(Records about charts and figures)
★ ★ ★ ★ ★ ★ ★
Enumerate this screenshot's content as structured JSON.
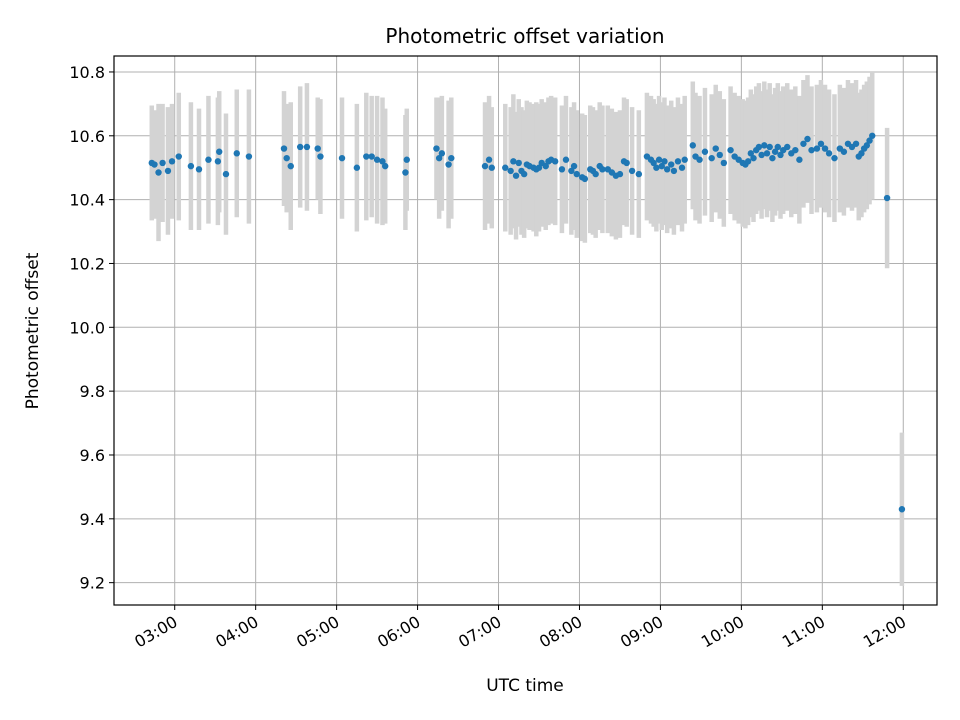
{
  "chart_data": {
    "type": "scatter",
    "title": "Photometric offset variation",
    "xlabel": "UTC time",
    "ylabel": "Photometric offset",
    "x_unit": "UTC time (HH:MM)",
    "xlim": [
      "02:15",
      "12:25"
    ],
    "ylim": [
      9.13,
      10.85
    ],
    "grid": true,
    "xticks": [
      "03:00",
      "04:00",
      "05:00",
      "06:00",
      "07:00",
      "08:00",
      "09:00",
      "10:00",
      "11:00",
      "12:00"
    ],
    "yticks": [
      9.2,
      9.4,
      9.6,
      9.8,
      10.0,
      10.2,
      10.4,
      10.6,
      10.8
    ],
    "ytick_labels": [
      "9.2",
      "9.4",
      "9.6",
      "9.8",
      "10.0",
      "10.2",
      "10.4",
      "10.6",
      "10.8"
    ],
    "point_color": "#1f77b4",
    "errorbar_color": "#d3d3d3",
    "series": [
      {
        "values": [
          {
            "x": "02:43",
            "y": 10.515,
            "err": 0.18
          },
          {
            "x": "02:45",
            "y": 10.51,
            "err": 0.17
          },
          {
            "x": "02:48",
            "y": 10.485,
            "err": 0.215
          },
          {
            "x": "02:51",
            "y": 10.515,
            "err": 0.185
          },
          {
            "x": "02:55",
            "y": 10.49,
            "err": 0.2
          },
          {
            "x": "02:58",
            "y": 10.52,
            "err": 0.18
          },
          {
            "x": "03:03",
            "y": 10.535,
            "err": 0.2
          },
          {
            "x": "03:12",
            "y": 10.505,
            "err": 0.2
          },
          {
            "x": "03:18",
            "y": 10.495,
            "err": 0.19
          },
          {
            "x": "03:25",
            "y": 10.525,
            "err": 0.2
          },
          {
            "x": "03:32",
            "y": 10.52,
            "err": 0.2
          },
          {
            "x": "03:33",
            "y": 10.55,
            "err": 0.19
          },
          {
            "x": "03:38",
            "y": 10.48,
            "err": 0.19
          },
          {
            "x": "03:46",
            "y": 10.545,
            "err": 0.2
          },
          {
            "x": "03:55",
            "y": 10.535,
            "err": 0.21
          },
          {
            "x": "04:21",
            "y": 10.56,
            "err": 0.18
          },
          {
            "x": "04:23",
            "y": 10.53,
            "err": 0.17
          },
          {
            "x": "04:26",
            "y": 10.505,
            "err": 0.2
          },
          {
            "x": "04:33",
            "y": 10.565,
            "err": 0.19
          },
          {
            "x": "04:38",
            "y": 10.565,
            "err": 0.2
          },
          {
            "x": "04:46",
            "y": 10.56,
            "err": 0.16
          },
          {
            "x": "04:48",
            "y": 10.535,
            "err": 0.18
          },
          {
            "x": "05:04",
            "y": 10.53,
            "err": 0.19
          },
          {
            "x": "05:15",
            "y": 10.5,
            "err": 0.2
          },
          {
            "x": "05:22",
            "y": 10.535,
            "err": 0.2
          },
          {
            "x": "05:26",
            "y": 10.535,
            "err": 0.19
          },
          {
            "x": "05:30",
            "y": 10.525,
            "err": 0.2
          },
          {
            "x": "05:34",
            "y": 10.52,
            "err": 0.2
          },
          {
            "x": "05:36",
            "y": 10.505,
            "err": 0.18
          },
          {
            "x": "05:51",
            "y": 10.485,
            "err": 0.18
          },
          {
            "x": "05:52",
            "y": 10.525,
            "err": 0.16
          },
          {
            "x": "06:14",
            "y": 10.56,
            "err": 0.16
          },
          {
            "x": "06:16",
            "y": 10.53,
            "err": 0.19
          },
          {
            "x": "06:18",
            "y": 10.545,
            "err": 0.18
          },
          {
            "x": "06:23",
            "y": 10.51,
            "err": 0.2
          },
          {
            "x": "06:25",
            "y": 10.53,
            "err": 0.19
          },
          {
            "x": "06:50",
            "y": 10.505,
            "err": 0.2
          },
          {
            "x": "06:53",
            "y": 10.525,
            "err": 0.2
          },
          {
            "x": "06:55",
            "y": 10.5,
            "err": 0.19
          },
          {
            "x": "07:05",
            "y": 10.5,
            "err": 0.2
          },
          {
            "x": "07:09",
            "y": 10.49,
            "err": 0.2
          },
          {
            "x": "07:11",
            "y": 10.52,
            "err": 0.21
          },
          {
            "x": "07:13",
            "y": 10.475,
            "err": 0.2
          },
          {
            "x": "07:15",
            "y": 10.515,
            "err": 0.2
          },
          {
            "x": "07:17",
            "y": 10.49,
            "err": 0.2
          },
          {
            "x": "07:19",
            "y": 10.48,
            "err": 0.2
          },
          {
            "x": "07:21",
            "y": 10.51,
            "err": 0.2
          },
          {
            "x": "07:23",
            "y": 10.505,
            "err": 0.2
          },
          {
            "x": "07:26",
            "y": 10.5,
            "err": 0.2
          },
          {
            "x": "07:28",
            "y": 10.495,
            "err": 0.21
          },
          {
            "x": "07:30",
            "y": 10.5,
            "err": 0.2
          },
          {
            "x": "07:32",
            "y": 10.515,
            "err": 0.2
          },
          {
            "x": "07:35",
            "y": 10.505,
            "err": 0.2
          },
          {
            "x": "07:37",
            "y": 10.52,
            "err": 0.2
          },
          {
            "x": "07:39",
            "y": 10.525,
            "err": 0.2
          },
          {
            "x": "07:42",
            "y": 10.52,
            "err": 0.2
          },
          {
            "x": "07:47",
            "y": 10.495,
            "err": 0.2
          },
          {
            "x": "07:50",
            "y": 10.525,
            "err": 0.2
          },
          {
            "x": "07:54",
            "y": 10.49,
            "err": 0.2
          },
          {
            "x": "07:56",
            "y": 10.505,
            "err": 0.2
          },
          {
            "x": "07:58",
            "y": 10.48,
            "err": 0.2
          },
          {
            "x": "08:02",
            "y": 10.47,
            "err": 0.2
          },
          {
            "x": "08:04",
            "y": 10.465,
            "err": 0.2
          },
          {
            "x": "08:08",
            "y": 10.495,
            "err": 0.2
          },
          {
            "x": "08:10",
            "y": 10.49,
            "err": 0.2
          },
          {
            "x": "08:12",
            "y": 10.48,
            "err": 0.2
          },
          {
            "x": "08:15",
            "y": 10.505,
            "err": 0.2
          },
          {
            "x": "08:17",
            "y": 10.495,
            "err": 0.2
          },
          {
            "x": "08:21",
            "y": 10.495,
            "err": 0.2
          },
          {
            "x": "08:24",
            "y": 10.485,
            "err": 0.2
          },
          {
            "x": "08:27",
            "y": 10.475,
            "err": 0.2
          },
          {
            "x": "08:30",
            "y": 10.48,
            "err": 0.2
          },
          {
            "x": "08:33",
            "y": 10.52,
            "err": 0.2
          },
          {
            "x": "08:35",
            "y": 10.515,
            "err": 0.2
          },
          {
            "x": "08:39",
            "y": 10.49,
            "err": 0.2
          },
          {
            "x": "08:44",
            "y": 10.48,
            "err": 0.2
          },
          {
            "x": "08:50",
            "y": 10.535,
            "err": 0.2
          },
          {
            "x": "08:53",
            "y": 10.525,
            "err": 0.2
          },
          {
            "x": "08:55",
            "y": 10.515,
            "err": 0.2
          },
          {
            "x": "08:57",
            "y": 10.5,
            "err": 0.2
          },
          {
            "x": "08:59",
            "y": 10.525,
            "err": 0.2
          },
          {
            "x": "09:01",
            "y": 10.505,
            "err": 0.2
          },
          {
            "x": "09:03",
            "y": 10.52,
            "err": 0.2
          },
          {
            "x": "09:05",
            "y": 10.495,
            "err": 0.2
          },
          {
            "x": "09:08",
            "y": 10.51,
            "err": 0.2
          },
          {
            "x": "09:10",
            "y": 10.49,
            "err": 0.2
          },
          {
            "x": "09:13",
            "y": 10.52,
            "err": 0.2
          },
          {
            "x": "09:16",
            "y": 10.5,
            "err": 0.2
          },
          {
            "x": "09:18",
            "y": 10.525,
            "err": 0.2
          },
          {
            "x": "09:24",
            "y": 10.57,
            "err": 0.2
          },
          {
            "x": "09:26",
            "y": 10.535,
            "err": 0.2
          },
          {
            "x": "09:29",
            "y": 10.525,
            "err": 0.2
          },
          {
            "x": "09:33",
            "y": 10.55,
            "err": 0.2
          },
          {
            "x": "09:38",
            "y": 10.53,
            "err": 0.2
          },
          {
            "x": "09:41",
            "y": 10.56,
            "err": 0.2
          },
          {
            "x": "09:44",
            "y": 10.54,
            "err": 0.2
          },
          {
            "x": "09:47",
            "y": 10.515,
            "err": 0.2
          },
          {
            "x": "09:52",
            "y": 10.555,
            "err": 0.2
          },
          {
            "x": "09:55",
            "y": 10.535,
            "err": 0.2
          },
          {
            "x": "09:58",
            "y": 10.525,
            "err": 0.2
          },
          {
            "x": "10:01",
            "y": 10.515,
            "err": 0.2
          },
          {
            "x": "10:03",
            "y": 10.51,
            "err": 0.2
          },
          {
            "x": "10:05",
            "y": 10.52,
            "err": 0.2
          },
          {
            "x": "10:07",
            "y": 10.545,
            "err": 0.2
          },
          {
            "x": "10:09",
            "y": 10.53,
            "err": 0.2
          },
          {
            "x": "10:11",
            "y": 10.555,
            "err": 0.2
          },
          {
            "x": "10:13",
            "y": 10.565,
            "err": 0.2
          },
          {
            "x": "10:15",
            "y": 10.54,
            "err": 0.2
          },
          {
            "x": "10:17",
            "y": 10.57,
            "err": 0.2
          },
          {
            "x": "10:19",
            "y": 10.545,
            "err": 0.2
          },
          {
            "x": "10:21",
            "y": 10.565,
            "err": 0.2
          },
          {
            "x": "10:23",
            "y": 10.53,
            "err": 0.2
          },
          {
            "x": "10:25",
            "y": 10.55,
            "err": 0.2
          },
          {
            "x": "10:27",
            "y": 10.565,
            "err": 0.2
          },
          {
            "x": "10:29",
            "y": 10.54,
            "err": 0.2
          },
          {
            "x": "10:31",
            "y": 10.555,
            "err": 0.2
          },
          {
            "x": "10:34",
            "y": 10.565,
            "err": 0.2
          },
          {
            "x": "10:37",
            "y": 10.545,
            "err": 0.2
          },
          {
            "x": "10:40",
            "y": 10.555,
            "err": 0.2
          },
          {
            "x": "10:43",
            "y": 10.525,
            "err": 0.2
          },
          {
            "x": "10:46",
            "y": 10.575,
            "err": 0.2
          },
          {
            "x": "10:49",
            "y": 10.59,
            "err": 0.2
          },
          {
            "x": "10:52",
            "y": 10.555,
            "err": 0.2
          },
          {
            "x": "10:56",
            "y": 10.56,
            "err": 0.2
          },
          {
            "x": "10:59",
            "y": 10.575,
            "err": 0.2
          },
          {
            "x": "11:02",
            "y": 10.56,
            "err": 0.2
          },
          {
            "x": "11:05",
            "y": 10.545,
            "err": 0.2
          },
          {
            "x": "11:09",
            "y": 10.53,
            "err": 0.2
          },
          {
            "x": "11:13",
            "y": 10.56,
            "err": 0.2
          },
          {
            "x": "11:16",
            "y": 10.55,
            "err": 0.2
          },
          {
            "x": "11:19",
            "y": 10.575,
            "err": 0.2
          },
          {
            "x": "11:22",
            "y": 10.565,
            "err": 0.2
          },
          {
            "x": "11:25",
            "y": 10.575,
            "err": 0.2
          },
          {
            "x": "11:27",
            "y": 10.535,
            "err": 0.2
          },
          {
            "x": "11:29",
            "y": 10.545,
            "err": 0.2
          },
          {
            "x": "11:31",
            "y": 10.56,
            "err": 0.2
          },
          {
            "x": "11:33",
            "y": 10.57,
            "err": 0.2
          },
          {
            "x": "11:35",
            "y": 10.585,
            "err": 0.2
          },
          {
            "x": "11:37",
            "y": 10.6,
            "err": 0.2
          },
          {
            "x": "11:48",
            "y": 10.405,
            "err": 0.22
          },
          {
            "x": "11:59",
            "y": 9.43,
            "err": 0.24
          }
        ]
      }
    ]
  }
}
★ ★ ★ ★ ★ ★ ★
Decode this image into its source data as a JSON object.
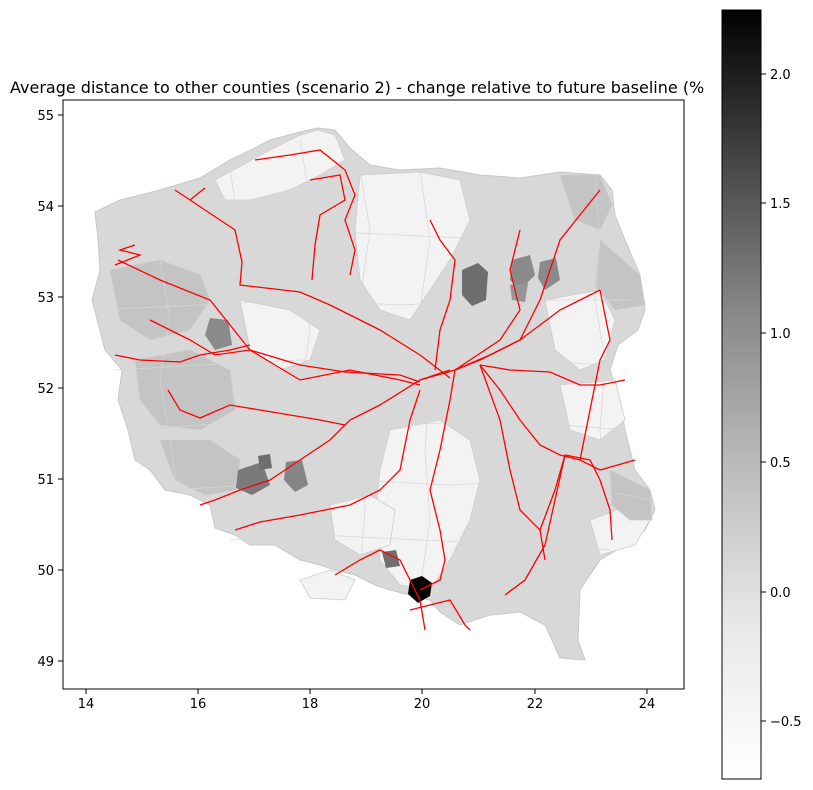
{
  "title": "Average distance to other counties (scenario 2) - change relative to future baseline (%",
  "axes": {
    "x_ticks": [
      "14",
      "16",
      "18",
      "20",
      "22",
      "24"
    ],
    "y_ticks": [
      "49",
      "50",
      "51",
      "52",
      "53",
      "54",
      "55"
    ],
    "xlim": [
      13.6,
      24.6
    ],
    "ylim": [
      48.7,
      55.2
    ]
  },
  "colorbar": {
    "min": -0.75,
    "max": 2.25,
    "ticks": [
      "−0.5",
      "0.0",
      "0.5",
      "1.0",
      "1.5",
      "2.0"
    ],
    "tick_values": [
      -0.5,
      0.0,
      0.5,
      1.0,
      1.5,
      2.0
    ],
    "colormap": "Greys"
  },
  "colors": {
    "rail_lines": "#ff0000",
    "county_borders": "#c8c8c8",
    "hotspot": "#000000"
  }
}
★ ★ ★ ★ ★ ★ ★
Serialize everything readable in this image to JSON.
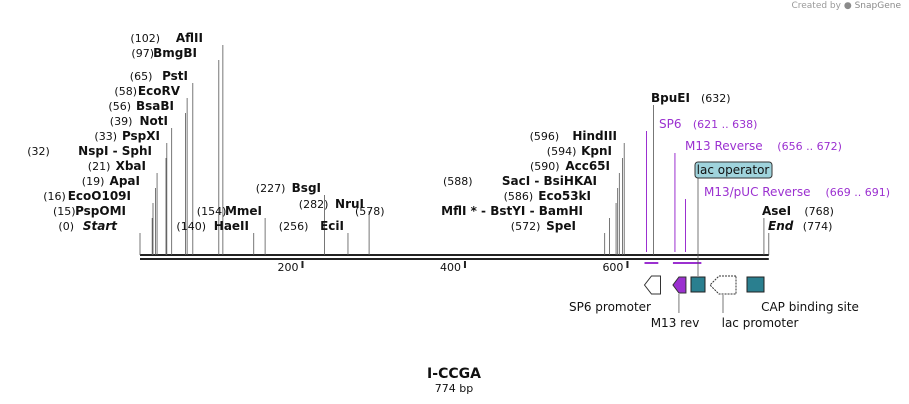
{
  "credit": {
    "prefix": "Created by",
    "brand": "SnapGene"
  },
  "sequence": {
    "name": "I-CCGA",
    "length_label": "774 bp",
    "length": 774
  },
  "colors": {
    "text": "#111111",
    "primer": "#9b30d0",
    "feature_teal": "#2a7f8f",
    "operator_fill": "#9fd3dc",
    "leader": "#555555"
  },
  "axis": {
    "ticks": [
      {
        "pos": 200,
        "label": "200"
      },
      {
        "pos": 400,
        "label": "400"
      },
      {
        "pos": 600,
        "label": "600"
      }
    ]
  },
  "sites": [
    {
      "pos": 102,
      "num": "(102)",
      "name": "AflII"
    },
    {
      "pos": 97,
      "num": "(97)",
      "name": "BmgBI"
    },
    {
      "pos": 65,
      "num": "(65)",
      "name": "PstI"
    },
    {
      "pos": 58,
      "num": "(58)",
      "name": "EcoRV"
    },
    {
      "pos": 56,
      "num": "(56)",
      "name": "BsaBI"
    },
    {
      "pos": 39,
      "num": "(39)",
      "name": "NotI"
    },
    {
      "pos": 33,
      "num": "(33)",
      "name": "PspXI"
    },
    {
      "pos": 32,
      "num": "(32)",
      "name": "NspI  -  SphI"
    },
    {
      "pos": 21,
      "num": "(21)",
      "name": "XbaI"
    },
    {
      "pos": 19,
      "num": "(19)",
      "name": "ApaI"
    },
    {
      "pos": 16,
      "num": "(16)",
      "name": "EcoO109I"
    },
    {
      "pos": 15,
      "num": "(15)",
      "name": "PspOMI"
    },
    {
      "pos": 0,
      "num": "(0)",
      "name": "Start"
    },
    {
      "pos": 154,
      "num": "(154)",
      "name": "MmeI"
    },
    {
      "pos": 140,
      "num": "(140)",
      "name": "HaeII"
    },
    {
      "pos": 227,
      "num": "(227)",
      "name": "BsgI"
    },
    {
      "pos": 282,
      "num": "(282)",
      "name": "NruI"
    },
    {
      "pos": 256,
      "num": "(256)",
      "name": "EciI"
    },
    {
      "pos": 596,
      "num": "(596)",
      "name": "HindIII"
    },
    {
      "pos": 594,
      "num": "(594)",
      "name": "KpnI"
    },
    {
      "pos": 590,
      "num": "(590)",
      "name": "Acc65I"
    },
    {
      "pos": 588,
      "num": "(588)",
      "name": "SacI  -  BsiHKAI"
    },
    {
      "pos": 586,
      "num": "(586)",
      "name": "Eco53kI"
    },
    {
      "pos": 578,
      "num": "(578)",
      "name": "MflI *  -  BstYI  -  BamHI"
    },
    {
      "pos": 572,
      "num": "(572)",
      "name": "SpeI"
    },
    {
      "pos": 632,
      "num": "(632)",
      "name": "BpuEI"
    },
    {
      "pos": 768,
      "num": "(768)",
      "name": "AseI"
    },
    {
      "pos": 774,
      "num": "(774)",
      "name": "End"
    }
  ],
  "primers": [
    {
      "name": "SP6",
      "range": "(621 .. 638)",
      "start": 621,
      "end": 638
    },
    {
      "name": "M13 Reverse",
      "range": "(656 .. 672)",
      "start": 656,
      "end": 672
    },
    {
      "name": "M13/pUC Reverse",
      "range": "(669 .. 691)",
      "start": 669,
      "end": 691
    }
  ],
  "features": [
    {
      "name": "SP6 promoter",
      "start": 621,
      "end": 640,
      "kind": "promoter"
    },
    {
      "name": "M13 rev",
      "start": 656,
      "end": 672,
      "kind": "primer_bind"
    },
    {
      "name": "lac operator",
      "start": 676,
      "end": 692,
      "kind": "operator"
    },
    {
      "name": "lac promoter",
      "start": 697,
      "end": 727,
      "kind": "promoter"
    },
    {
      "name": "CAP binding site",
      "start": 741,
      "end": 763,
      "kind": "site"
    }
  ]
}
★ ★ ★ ★ ★ ★ ★
Gather each line from the listing above that holds "JSON".

Enumerate this screenshot's content as structured JSON.
Decode this image into its source data as a JSON object.
Serialize everything readable in this image to JSON.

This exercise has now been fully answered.